TEXT SHOWN =>
- - - - - - -
The PLOC was adapted to apply to motivation related to attending the gym or fitness centre to exercise and work out. Participants evaluated a series of statements reflective of their underlying motivational regulations (e.g., “I feel under pressure to exercise or work out regularly from people I know well”) using a scale from 1 (“not true at all”) to 4 (“very true”). Weighted means were calculated for the resulting PLOC scores according to previous research to create scales for autonomous motivation (i.e., 2 × intrinsic motivation + identified regulation; Cronbach's α = 0.83) and controlled motivation (i.e., 2 × extrinsic regulation + introjected regulation; Cronbach's α = 0.61) (Although there is some debate regarding the structure of SDT and whether it is on a continuum (24), the current article opted for the calculations shown here, in order to be parsimonious with existing literature in the area).
The GCOS (9) measures individuals' general or dispositional motivation orientations, comprising a series of vignettes and associated responses reflective of autonomous and controlled motivational orientations. An example vignette refers to receiving a new position at a company; participants indicate how likely they will respond by thinking, “Will I make more at this position?” (i.e., control orientation; Cronbach's α = 0.88) or “I wonder if the new work will be interesting?” (i.e., autonomy orientation; Cronbach's = 0.71). Participants rate the likelihood of responding in these ways on a 7-point Likert-type scale from 1 (“very unlikely”) to 7 (“very likely”). There were 12 vignettes in total, each with 2 statements, one pertaining to autonomy orientation, the other pertaining to control orientation.
- - - - - - -
Element position data:
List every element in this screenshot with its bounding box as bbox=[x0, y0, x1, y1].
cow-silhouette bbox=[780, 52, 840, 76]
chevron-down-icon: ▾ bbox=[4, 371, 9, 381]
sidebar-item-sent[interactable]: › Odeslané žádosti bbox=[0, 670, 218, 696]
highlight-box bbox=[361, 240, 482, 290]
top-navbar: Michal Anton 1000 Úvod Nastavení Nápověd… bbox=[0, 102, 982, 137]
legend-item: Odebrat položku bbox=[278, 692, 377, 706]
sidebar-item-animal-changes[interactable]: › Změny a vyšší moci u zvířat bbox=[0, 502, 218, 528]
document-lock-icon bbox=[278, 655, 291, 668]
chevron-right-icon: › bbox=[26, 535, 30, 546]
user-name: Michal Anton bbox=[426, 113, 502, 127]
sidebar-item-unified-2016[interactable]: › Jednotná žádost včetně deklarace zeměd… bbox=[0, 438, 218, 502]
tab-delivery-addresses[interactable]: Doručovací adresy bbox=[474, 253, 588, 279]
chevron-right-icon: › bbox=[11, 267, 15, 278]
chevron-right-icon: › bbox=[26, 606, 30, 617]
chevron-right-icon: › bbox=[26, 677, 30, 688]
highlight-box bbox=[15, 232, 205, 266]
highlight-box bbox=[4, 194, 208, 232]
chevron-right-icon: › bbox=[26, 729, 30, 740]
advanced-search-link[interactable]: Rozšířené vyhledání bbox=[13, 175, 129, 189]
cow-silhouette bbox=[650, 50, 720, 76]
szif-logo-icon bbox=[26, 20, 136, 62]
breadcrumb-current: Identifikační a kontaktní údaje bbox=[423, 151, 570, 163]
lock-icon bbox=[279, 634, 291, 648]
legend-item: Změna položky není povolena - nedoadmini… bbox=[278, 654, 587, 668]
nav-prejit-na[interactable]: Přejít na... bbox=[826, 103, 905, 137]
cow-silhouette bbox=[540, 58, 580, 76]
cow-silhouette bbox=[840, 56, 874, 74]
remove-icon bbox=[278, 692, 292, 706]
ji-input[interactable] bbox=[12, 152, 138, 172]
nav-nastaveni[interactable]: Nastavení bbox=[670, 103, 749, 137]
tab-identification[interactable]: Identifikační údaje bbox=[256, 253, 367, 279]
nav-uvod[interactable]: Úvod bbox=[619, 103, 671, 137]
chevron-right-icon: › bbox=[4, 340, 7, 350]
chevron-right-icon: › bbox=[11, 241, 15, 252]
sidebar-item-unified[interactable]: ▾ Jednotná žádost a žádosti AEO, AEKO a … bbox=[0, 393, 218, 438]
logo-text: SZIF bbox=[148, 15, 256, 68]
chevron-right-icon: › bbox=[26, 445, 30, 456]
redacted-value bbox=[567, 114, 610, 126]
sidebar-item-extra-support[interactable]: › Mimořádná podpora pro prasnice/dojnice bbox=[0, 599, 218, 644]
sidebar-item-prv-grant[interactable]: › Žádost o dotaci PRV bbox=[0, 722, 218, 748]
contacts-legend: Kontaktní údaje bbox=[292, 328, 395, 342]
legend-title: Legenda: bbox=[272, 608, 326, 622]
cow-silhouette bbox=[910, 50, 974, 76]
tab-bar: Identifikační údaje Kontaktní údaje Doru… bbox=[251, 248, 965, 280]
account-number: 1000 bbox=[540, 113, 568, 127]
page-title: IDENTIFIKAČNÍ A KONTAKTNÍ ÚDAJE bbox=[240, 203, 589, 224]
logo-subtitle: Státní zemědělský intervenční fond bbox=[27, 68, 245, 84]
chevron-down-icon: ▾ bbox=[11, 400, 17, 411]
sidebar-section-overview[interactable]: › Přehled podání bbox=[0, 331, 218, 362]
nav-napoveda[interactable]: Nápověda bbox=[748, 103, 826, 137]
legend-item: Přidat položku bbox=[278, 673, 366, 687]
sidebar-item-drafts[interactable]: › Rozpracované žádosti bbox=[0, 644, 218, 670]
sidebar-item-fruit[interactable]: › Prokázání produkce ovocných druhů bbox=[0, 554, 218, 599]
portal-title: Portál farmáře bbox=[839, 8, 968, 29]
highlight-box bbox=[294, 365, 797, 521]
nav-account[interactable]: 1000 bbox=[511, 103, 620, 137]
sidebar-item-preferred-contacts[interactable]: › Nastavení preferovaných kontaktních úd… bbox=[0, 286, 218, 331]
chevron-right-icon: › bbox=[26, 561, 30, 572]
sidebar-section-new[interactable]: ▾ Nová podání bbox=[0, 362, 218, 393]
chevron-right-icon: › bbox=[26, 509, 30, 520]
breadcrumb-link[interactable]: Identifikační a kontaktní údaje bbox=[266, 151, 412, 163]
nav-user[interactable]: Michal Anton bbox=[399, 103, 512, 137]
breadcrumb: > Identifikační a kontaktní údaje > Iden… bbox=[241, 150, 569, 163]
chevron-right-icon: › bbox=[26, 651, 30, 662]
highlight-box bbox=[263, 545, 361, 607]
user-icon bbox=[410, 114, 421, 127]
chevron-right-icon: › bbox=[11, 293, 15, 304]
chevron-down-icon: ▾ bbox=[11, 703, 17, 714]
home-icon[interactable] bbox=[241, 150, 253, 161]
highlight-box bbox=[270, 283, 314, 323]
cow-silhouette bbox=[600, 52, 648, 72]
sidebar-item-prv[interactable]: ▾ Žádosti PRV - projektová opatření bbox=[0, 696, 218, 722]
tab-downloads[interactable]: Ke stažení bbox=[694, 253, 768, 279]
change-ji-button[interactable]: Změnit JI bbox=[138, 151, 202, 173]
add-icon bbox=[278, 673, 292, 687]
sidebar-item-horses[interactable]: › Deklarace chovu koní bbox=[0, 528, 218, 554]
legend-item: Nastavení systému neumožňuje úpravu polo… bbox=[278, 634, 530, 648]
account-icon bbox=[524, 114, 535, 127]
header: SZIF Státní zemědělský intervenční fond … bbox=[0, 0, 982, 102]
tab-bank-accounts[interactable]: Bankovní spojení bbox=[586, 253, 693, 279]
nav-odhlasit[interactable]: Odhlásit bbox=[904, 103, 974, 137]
- - - - - - -
WHAT IS NEEDED =>
Extend the text on the motivation measures (PLOC and GCOS) past its final sentence.

RESULT OF THIS EXERCISE =>
Implicit autonomous and controlled motivation were measured with the motivational IAT (25,27,36). Words relating to autonomous motivation (i.e., label: autonomous; stimuli: choice, free, spontaneous, willing, authentic) and controlled motivation (label: controlled; stimuli: pressured, restricted, forced, should, controlled) have previously been used to show distinct representations of the 2 motivation orientations. Participants were given information on what the forms of motivation were, emphasizing the differences between them. Words relating to “self” (I, me, my, mine, self) and “others” (they, them, their, theirs, others) were also adopted from previous research in the area (25,27,36). The category others was described to participants as reflecting “not-self,” to prevent comparison with a generalized social comparison group. The standard 5-step IAT was used, in which blocks 1, 2, and 4 comprised 20 practice trials, and blocks 3 and 5 comprised 60 trials (i.e., 20 practices, 40 tests). The critical blocks were counterbalanced. The improved scoring algorithm (17) was used to calculate the implicit motivation D-score, with positive scores reflecting an implicit bias to autonomous and self word pairings. All participants' motivation-IAT (M-IAT) data met the inclusion criteria, as detailed in the improved scoring algorithm (17).
Gym-attending behavior was measured by asking participants to indicate the average number of times they attended gym for a work-out or exercise session in a typical week. This was used as the outcome variable.
Results
Initial data screening for kurtosis and skewness indicated that data could be considered normally distributed. Indicators showed no issue with multicollinearity in the data set. Descriptive statistics and zero-order correlations between study variables are shown in Table 1. Participants' average gym sessions per week correlated significantly with PLOC autonomous motivation (r = 0.52, p < 0.001) and controlled motivation (r = 0.31, p < 0.001). Male body attitudes related to muscle (r = 0.21, p = 0.03) and body fat (r = 0.22, p = 0.03) were also significantly correlated. Finally, implicit motivation was not correlated with average gym sessions per week (r = −0.14, p = 0.18).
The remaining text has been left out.